**Problem:** Reproduce every entry exactly as shown.

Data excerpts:
↓
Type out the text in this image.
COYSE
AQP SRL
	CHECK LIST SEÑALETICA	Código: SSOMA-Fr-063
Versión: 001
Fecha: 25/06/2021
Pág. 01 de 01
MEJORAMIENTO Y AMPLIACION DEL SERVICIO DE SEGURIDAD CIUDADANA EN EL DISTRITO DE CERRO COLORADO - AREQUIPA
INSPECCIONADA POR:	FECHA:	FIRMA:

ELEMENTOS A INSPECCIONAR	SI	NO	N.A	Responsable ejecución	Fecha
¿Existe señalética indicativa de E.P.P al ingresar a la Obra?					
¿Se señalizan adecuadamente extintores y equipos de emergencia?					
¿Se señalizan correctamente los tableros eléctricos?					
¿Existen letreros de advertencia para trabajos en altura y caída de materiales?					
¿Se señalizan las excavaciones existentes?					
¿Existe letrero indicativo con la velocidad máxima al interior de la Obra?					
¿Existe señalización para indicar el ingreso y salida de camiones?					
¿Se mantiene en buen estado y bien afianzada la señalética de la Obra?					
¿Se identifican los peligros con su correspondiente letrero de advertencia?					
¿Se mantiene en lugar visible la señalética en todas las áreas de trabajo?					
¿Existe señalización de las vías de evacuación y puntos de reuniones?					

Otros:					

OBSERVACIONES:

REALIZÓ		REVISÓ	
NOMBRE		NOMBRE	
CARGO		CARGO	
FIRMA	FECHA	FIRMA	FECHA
↑
**Worked answer:**
Type out the text in this image.
COYSE
AQP SRL
	CHECK LIST SEÑALETICA	Código: SSOMA-Fr-063
Versión: 001
Fecha: 25/06/2021
Pág. 01 de 01
MEJORAMIENTO Y AMPLIACION DEL SERVICIO DE SEGURIDAD CIUDADANA EN EL DISTRITO DE CERRO COLORADO - AREQUIPA
INSPECCIONADA POR:	FECHA:	FIRMA:

ELEMENTOS A INSPECCIONAR	SI	NO	N.A	Responsable ejecución	Fecha
¿Existe señalética indicativa de E.P.P al ingresar a la Obra?					
¿Se señalizan adecuadamente extintores y equipos de emergencia?					
¿Se señalizan correctamente los tableros eléctricos?					
¿Existen letreros de advertencia para trabajos en altura y caída de materiales?					
¿Se señalizan las excavaciones existentes?					
¿Existe letrero indicativo con la velocidad máxima al interior de la Obra?					
¿Existe señalización para indicar el ingreso y salida de camiones?					
¿Se mantiene en buen estado y bien afianzada la señalética de la Obra?					
¿Se identifican los peligros con su correspondiente letrero de advertencia?					
¿Se mantiene en lugar visible la señalética en todas las áreas de trabajo?					
¿Existe señalización de las vías de evacuación y puntos de reuniones?					

Otros:					

OBSERVACIONES:

REALIZÓ		REVISÓ	
NOMBRE		NOMBRE	
CARGO		CARGO	
FIRMA	FECHA	FIRMA	FECHA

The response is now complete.